◆ To be done: State only how many lines contain the string "have".

◆ Data lines:
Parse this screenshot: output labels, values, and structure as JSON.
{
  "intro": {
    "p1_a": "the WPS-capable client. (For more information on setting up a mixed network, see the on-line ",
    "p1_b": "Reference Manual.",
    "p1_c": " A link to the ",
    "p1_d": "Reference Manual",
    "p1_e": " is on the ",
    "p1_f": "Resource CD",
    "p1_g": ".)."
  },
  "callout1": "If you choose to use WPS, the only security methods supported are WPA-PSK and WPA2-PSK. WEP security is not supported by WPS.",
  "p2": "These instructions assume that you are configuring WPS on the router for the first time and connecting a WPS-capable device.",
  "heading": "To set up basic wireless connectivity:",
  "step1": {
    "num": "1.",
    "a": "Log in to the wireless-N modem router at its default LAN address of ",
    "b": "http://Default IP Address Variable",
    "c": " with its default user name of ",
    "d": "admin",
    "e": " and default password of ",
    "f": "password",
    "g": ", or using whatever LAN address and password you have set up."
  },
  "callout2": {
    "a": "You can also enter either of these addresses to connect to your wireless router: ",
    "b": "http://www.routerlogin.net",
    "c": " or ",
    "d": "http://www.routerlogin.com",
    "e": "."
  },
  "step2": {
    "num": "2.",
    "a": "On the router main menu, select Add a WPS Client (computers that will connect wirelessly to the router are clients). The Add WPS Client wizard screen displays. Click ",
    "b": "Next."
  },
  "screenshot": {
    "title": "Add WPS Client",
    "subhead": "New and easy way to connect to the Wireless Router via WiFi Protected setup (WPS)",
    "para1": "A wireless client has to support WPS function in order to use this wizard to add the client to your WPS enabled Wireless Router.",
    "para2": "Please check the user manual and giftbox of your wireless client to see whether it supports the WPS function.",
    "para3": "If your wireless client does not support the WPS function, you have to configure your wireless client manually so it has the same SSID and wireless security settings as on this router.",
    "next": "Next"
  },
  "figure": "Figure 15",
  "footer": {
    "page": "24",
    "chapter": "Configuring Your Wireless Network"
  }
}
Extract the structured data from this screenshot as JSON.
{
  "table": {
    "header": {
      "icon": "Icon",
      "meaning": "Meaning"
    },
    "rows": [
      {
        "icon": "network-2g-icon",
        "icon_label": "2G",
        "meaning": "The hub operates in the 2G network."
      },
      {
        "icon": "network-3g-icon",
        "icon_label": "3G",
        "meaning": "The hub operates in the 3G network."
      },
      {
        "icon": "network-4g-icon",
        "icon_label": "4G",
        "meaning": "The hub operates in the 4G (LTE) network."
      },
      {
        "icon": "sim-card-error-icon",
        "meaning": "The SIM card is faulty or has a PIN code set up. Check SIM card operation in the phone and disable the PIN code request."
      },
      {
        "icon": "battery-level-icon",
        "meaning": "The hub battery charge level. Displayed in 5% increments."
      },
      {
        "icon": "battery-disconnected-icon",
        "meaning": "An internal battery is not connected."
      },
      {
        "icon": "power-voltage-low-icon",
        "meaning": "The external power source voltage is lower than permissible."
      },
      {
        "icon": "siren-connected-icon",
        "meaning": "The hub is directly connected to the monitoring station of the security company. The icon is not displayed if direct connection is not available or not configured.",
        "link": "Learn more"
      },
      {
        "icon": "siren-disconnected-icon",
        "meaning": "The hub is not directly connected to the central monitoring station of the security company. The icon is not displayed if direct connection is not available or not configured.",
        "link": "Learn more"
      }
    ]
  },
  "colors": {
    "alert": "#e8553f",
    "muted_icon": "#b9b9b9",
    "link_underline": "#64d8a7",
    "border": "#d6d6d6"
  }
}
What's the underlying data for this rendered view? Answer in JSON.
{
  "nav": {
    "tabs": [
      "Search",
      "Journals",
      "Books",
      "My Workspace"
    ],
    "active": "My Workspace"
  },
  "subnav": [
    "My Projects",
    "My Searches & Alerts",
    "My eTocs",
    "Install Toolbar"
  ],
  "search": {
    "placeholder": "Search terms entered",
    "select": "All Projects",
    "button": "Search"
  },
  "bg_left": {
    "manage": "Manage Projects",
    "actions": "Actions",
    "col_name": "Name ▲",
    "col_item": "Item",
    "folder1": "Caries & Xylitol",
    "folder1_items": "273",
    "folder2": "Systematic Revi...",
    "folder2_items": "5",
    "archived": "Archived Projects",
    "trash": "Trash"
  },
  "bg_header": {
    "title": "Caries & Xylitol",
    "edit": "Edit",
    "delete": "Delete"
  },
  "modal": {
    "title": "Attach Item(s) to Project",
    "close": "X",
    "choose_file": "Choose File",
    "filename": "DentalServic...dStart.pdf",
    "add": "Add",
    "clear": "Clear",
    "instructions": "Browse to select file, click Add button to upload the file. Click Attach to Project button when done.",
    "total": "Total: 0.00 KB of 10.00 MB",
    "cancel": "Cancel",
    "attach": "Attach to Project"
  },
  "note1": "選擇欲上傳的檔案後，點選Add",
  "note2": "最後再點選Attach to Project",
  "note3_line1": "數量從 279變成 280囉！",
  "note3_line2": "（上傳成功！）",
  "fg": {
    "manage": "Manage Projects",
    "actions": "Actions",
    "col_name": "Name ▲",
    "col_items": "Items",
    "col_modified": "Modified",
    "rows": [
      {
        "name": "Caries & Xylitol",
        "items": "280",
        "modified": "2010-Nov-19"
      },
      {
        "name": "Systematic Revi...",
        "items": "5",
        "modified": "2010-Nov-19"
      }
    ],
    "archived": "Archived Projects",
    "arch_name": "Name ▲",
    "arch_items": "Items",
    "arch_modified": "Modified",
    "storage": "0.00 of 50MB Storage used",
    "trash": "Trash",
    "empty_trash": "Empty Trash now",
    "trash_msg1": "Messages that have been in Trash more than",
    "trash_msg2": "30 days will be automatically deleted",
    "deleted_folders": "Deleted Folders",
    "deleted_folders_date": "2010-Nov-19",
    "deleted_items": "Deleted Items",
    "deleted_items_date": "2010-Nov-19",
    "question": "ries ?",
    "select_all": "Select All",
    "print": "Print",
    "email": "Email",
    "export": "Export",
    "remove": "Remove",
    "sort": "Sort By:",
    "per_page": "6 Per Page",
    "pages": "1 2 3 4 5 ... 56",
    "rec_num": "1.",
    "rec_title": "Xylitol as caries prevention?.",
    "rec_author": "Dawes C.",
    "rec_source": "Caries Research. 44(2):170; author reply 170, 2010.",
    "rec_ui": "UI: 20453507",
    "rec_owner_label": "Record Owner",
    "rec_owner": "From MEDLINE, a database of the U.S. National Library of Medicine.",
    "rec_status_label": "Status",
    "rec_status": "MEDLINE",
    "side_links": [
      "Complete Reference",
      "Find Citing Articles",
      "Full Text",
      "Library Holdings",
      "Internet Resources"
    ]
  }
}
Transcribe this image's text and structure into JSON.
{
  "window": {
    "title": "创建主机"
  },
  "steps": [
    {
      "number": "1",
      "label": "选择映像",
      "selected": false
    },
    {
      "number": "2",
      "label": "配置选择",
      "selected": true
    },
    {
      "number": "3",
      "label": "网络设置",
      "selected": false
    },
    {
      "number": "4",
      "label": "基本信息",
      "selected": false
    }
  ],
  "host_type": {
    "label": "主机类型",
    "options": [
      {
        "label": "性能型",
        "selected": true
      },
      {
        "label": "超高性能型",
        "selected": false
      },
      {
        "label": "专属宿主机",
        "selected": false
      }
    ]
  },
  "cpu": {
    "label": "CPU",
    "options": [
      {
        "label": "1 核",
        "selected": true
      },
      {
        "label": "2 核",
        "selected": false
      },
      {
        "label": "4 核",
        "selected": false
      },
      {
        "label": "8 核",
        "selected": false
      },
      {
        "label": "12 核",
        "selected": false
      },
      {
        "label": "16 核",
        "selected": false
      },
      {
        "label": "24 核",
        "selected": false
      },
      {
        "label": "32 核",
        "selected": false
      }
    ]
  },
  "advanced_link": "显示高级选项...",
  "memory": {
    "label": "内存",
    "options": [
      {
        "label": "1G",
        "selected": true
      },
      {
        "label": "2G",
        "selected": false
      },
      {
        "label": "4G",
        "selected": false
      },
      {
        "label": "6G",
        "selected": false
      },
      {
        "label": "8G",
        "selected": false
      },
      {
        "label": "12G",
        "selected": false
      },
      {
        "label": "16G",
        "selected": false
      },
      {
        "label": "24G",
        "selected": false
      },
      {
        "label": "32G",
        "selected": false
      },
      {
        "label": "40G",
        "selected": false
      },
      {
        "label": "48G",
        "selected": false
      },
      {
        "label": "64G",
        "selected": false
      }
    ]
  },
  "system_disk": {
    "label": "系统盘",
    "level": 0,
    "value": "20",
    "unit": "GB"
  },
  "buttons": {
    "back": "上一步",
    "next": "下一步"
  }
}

◆ Response: 3